Written task A:
Reproduce the passage of the forum thread on building wooden passenger cars word for word, from "I used square" up to and including "my rough tracks.".
Written task B:
Pick up the forum thread on building wooden passenger cars where its last sentence ends, and carry it on.

** START Extract provided **

# building wooden passenger cars



## Phippsburg Eric (Jan 10, 2008)

my now I have nearly completed the project, but I thought I would share a few photos of building three passenger cars for my 1:20.3 scale forney. I had some nice cars which were not quite correct scale wize. a freind had given me some cars he had started and I worked them to be pretty nice but I couldn't get them to quite look like proper two foot gauge cars. I felt I had to start again from scratch this time. Maine Narrow gauge cars are really quite small compared to standard or even 3 foot gauge cars and have different proportions.

Here is WW&F coach 3. you can see it is very low to the ground and low overall making it look long and skinny. if I stand on the cinders next to it I can look in the windows easily.









to keep the car low, I felt I had to make my own trucks. I have some nice quality birch plywood which I used to saw out the major parts. I added some maple pieces for the bolster and other details










I used square tooth picks and bras escutcheon pins to assemble the trucks and Bachman wheel sets. These trucks are actually equalized to help keep the cars on my rough tracks.


----------



## Phippsburg Eric (Jan 10, 2008)

I made the car frames from oak. Just for fun it is from a tree cut in the yard and sawn by a local sawyer.

** END Extract provided **
** START Data lines **

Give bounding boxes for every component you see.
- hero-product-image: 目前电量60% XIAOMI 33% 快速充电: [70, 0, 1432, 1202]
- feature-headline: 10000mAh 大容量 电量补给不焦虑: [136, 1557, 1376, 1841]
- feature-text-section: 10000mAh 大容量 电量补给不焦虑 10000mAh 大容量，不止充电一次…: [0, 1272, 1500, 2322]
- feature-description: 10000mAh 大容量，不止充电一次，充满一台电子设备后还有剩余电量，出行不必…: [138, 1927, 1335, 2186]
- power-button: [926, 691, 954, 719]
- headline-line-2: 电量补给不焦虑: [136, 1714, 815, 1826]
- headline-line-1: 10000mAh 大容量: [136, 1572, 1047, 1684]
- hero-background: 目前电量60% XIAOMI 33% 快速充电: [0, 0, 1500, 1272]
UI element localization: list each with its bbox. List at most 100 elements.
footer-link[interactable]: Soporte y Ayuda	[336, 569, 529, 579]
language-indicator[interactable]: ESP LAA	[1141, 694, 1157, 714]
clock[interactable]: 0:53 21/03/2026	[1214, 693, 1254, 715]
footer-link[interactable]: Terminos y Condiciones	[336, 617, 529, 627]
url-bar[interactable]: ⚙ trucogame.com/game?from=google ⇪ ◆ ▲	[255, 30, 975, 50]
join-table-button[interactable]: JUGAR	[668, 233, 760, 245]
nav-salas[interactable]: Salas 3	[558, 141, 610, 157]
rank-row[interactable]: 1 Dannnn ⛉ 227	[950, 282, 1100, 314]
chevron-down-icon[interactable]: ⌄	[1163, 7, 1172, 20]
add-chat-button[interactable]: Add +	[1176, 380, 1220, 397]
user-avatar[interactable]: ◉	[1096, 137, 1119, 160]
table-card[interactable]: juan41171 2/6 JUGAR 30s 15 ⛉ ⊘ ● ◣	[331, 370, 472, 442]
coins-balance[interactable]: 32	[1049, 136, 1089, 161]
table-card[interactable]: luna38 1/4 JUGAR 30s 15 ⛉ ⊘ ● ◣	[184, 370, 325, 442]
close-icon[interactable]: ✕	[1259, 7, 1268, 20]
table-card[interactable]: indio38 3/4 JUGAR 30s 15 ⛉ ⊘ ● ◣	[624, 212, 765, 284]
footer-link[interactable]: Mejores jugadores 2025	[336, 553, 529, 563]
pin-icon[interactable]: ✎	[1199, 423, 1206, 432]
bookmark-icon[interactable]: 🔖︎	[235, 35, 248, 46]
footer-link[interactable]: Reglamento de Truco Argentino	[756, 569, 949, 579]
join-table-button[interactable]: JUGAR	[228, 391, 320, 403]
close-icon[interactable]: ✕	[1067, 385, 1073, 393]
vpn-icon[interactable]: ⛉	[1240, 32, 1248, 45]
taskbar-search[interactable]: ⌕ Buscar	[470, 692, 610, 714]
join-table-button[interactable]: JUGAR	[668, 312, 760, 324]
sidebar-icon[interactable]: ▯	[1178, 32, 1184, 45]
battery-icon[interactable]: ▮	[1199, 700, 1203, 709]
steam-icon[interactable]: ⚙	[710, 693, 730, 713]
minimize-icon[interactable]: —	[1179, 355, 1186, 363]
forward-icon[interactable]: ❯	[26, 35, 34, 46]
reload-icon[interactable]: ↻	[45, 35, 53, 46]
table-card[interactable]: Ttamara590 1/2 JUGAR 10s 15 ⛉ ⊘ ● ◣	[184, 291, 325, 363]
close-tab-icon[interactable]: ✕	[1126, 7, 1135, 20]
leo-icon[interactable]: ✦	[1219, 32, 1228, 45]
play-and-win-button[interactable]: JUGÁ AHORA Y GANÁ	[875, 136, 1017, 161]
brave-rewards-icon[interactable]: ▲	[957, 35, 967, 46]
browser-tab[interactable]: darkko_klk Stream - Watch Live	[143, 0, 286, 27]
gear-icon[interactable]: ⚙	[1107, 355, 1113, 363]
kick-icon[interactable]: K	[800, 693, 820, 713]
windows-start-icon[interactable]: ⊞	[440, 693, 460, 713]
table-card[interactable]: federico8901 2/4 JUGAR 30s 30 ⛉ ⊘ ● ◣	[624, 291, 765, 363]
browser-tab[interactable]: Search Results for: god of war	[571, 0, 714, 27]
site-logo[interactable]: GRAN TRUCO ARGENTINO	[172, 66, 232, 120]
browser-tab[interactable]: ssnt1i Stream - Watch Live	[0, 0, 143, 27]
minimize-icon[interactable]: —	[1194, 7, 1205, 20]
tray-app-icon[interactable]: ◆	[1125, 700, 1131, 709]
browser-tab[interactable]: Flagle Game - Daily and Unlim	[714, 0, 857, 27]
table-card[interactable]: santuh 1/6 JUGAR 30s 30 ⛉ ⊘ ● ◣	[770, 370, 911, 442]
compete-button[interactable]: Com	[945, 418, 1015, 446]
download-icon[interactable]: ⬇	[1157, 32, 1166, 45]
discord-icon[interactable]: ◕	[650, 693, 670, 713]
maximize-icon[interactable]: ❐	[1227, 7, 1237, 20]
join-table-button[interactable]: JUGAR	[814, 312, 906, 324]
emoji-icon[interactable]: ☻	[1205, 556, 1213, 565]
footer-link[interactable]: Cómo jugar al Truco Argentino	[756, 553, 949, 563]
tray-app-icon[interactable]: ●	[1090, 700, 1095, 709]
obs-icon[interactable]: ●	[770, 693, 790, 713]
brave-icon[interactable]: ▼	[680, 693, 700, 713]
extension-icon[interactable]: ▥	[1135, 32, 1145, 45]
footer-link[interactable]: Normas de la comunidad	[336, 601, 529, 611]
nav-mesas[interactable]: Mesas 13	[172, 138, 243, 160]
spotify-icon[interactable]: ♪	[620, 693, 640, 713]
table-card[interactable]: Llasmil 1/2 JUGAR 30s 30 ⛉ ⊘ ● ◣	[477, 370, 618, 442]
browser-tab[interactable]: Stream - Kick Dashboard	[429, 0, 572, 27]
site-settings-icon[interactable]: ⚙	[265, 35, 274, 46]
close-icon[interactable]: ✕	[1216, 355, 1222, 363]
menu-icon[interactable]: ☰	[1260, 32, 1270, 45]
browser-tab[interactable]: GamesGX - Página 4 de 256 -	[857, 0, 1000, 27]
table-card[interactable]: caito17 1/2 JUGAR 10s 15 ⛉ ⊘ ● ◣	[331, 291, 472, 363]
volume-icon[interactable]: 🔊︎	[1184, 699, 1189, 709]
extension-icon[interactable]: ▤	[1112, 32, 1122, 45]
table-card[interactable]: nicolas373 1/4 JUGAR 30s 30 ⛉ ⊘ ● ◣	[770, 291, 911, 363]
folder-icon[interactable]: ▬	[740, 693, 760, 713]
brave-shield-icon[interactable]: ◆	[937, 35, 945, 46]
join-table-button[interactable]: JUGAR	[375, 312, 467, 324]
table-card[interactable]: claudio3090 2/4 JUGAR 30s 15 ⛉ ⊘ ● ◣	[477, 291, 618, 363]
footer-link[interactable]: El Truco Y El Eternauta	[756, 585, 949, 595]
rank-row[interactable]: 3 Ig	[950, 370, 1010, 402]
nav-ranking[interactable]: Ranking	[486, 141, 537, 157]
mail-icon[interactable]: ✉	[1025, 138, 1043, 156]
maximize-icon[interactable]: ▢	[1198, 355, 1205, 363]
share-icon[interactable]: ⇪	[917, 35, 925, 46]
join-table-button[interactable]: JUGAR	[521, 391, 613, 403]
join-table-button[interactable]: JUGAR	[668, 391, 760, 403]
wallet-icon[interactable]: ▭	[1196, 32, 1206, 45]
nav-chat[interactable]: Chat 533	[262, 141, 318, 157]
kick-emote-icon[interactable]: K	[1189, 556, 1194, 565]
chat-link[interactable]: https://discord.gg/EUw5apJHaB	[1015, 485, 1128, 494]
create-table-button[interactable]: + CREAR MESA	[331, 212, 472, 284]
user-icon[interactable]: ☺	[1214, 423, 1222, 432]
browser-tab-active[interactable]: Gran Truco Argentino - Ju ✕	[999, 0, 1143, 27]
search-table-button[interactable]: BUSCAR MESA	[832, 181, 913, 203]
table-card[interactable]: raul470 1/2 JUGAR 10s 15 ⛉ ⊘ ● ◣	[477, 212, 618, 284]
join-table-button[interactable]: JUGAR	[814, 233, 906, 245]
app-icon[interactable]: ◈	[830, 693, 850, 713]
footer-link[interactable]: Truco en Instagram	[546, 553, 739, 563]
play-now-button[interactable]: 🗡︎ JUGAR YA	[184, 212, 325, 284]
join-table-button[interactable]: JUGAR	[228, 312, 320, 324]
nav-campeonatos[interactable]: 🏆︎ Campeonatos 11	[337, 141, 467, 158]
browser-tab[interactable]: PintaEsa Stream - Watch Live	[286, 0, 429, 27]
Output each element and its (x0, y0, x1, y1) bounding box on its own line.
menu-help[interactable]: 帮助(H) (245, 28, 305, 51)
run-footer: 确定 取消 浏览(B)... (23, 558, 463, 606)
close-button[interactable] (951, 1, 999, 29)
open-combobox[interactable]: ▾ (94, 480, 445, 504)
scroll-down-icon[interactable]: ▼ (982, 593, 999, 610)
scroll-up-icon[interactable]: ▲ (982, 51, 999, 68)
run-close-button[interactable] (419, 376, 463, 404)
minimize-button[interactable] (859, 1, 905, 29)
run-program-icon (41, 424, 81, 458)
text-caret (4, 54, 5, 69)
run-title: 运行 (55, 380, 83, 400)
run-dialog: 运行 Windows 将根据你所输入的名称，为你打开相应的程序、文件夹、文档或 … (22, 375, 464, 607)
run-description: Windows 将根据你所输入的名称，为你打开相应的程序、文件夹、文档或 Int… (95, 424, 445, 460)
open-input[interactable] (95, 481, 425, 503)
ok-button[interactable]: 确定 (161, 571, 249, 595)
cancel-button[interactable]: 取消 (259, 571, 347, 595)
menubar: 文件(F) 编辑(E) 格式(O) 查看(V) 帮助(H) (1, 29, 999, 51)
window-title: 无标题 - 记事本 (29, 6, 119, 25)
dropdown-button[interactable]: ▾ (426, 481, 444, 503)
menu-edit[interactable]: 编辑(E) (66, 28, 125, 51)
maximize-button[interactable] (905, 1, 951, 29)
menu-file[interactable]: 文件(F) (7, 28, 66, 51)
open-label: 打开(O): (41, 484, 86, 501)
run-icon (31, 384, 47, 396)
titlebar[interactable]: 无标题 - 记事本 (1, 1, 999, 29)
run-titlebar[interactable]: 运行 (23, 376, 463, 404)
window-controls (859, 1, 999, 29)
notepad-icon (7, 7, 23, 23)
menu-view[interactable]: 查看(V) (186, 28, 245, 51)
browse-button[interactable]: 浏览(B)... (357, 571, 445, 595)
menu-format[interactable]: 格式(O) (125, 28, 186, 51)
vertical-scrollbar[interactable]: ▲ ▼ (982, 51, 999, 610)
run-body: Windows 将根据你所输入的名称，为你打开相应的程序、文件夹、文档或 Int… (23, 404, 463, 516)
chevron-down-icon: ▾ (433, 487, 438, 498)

** END Data lines **

Task answer A:
I used square tooth picks and bras escutcheon pins to assemble the trucks and Bachman wheel sets. These trucks are actually equalized to help keep the cars on my rough tracks.

Task answer B:
The queen posts are made from brass rail. I started by sawing a slot in the head 1/16 wide and the same deep. then I sawed off short sections of the rail and soldered them to brass base plates.










they are then glued and pinned to the needle beams on the frame.










I sawed 1/16x1/4" pine for the decking and glued it to the pre-painted frame.










the sides of the car were fabricated from strip wood, plywood and scribed siding. this is the same technique that Ted Stinson used with his kits and Garden railways plans. Here is the combine in progress


----------



## Phippsburg Eric (Jan 10, 2008)

The roof on a clerestory passenger car is a challenge. the way I tackled it was to mill roof sections on my table saw. the side roof consists of the curved roof outside and angled inside, the lower clerestory window frame and a "board" which extends down into the car above the main windows to hold the roof in place. this "board" is trimmed so it fits between the end walls of the car.










the window frames are made with a slot to accept plastic window panes. with pre-cut window panes and vertical mullions assembly is pretty quick. a final grooved strip closes the top. note that all the window frames were pre-painted to keep (most) of the paint off the glass.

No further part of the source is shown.